**INFORMATION GIVEN:**

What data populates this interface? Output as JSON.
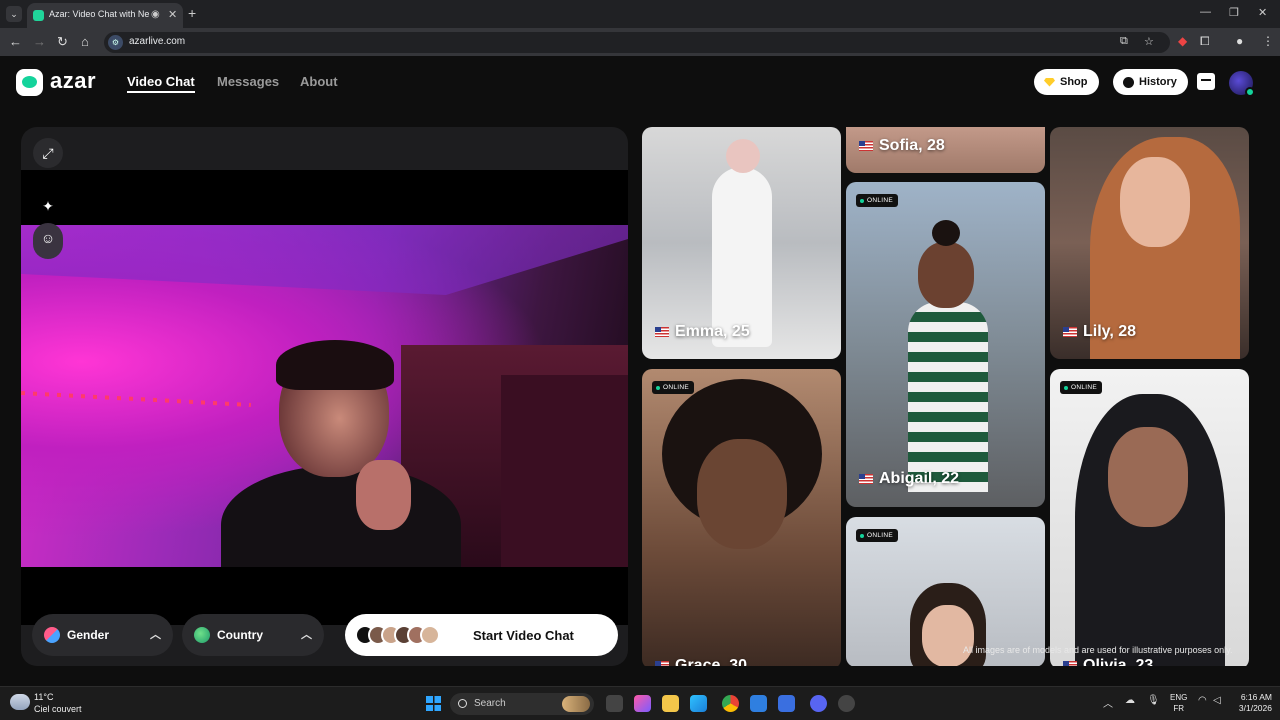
{
  "browser": {
    "tab_title": "Azar: Video Chat with New",
    "url": "azarlive.com",
    "new_tab_label": "+",
    "close_label": "✕"
  },
  "site": {
    "logo_text": "azar",
    "nav": [
      "Video Chat",
      "Messages",
      "About"
    ],
    "shop_label": "Shop",
    "history_label": "History"
  },
  "video_panel": {
    "gender_label": "Gender",
    "country_label": "Country",
    "start_label": "Start Video Chat"
  },
  "gallery": {
    "online_label": "ONLINE",
    "cards": [
      {
        "name": "Emma, 25",
        "online": false
      },
      {
        "name": "Sofia, 28",
        "online": false
      },
      {
        "name": "Lily, 28",
        "online": false
      },
      {
        "name": "Abigail, 22",
        "online": true
      },
      {
        "name": "Grace, 30",
        "online": true
      },
      {
        "name": "Olivia, 23",
        "online": true
      },
      {
        "name": "",
        "online": true
      }
    ],
    "disclaimer": "All images are of models and are used for illustrative purposes only."
  },
  "taskbar": {
    "temperature": "11°C",
    "weather": "Ciel couvert",
    "search_placeholder": "Search",
    "lang_top": "ENG",
    "lang_bottom": "FR",
    "time": "6:16 AM",
    "date": "3/1/2026"
  },
  "colors": {
    "accent": "#14d39b",
    "background": "#0e0e0e",
    "panel": "#1d1d1f"
  }
}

**STATED TASK:**
Make an exact copy of the records above, with the pictures left out.

**THE SOLUTION:**
What data populates this interface? Output as JSON.
{
  "browser": {
    "tab_title": "Azar: Video Chat with New",
    "url": "azarlive.com",
    "new_tab_label": "+",
    "close_label": "✕"
  },
  "site": {
    "logo_text": "azar",
    "nav": [
      "Video Chat",
      "Messages",
      "About"
    ],
    "shop_label": "Shop",
    "history_label": "History"
  },
  "video_panel": {
    "gender_label": "Gender",
    "country_label": "Country",
    "start_label": "Start Video Chat"
  },
  "gallery": {
    "online_label": "ONLINE",
    "cards": [
      {
        "name": "Emma, 25",
        "online": false
      },
      {
        "name": "Sofia, 28",
        "online": false
      },
      {
        "name": "Lily, 28",
        "online": false
      },
      {
        "name": "Abigail, 22",
        "online": true
      },
      {
        "name": "Grace, 30",
        "online": true
      },
      {
        "name": "Olivia, 23",
        "online": true
      },
      {
        "name": "",
        "online": true
      }
    ],
    "disclaimer": "All images are of models and are used for illustrative purposes only."
  },
  "taskbar": {
    "temperature": "11°C",
    "weather": "Ciel couvert",
    "search_placeholder": "Search",
    "lang_top": "ENG",
    "lang_bottom": "FR",
    "time": "6:16 AM",
    "date": "3/1/2026"
  },
  "colors": {
    "accent": "#14d39b",
    "background": "#0e0e0e",
    "panel": "#1d1d1f"
  }
}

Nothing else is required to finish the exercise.